# start of Material shown

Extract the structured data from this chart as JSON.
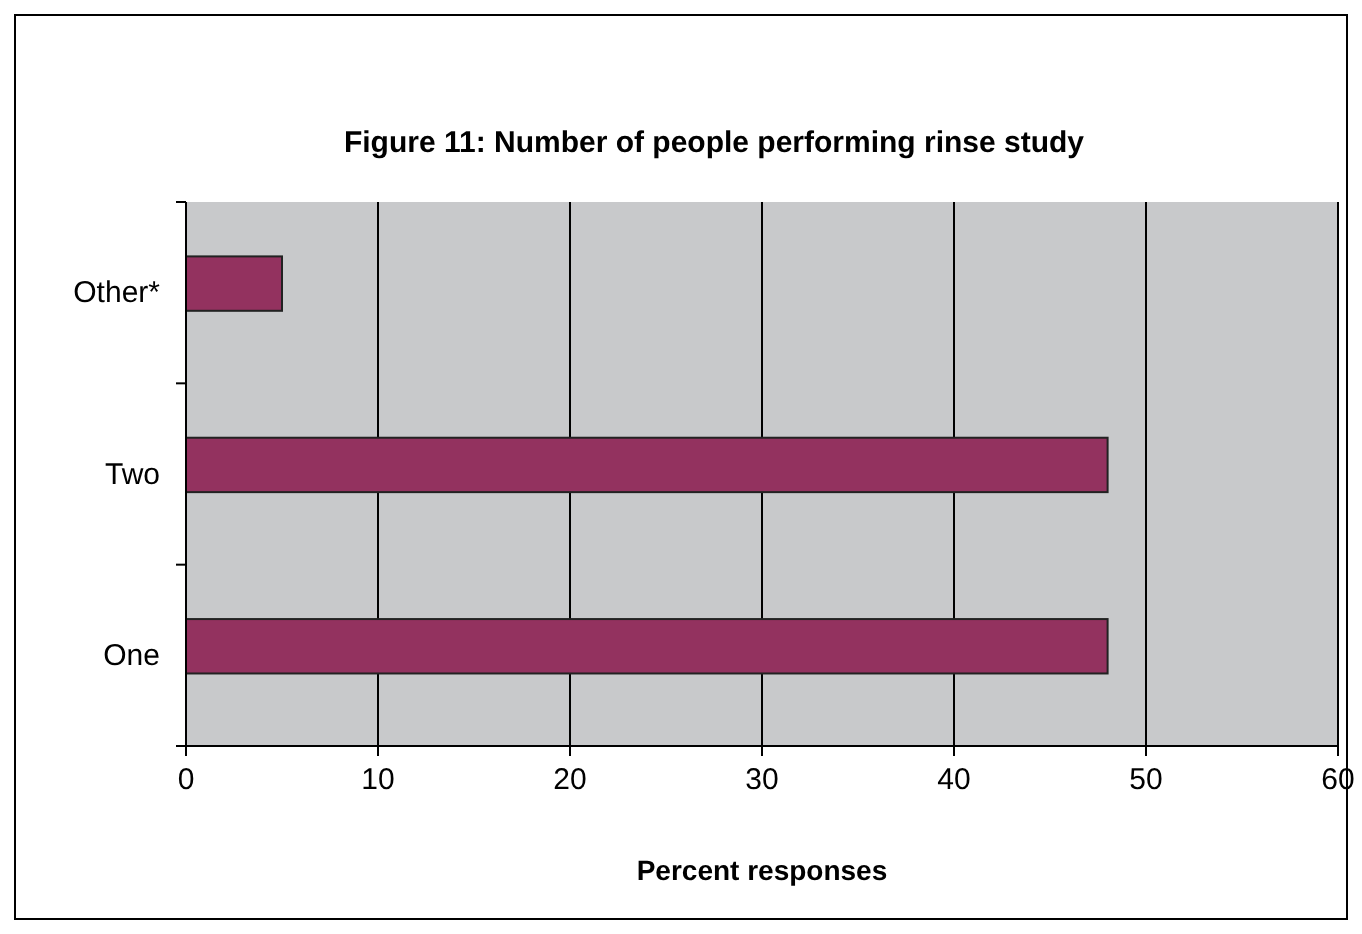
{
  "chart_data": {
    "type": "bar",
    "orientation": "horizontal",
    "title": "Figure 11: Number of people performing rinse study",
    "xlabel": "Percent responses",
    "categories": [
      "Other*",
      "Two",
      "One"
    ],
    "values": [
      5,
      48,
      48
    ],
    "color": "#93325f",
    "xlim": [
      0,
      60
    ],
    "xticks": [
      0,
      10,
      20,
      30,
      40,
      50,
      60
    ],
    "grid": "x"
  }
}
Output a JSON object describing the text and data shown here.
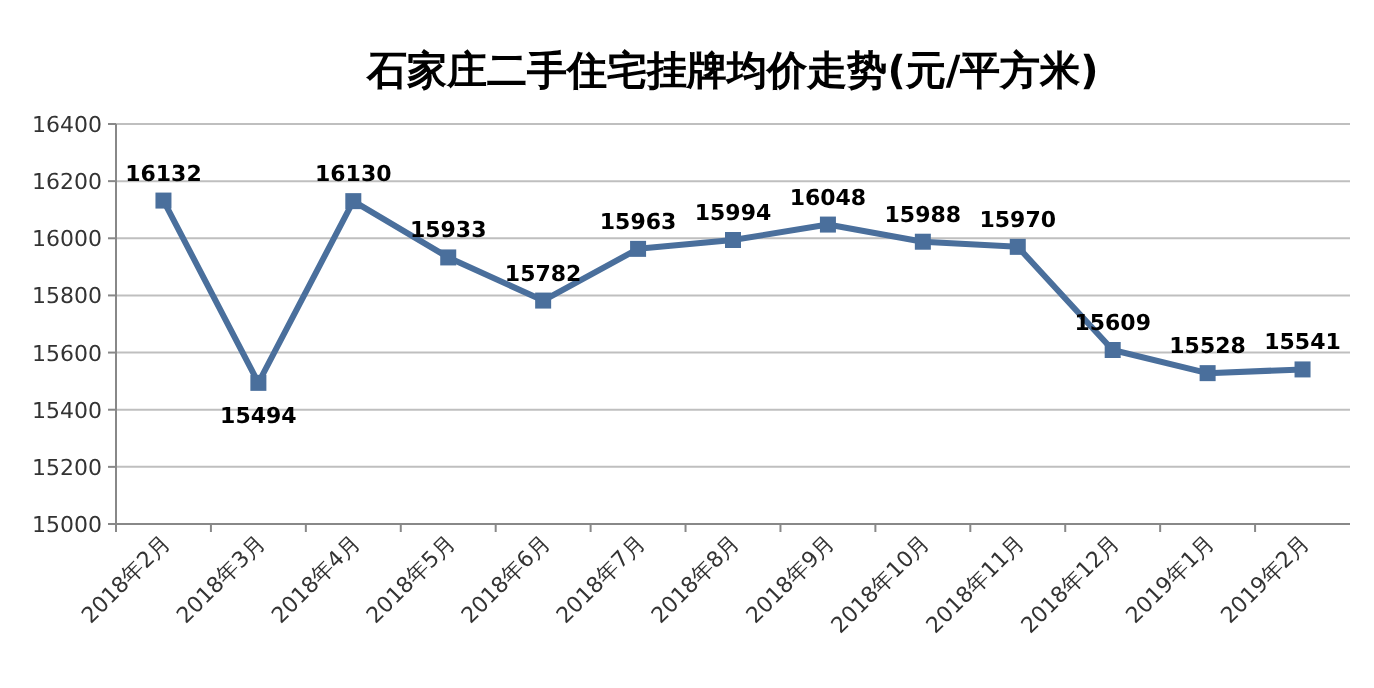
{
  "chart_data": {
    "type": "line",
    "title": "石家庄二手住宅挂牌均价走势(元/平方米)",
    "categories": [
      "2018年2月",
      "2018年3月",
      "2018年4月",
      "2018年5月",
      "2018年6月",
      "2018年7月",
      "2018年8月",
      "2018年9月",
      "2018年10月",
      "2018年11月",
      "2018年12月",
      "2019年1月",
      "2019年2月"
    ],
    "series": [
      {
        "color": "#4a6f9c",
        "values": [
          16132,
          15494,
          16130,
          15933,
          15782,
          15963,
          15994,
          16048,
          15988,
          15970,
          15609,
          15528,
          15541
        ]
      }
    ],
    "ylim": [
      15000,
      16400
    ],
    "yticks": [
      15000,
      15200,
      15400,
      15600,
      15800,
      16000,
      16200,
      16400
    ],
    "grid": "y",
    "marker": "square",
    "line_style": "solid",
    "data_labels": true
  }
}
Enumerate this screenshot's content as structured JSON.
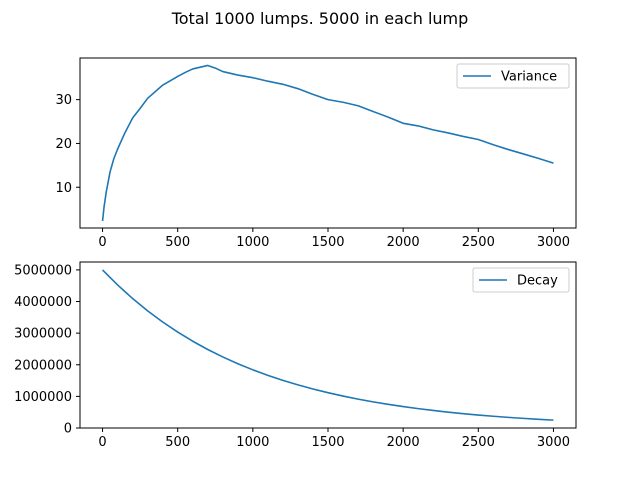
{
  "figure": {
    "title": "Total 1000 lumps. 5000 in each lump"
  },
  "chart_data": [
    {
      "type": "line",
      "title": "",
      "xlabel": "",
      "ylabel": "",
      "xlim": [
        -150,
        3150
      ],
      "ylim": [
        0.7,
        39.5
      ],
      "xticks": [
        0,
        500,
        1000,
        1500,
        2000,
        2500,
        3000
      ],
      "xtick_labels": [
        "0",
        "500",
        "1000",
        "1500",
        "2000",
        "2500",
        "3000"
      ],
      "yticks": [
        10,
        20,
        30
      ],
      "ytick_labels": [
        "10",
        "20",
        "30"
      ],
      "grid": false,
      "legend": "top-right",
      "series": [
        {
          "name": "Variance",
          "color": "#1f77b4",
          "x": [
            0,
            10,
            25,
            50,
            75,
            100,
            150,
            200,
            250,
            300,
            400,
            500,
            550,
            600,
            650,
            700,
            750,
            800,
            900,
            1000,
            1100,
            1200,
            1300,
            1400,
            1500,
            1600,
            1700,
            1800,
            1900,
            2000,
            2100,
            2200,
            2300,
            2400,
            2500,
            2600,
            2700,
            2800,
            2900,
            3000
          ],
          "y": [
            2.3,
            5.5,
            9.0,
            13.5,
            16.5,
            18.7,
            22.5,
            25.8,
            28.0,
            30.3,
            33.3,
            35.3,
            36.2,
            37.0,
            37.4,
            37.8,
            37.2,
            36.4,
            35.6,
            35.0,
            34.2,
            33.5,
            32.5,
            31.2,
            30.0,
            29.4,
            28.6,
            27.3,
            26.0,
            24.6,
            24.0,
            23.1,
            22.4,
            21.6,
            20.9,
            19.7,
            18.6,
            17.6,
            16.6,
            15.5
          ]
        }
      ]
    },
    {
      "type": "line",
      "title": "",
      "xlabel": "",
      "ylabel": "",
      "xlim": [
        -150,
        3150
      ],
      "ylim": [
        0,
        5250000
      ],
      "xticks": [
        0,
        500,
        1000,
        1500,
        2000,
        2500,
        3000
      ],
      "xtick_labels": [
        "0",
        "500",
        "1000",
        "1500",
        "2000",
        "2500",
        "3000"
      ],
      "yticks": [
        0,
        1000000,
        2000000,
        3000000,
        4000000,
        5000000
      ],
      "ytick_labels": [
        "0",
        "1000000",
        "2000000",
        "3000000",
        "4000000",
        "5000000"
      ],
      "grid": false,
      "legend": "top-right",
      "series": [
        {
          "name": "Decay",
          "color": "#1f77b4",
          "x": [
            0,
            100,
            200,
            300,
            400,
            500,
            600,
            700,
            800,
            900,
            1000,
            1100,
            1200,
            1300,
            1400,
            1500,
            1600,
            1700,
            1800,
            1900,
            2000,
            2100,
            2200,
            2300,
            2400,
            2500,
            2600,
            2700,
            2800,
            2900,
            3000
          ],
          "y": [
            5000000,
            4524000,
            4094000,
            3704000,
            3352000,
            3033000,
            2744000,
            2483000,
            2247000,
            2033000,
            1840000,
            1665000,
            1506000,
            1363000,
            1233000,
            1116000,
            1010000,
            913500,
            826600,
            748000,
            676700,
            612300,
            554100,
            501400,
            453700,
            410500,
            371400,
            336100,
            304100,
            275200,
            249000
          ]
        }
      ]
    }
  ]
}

# end of Material shown

Where a line of the records above holds the word "type", copy that line.

    "type": "bar",
    "type": "line",
      "type": "line",
      "type": "line",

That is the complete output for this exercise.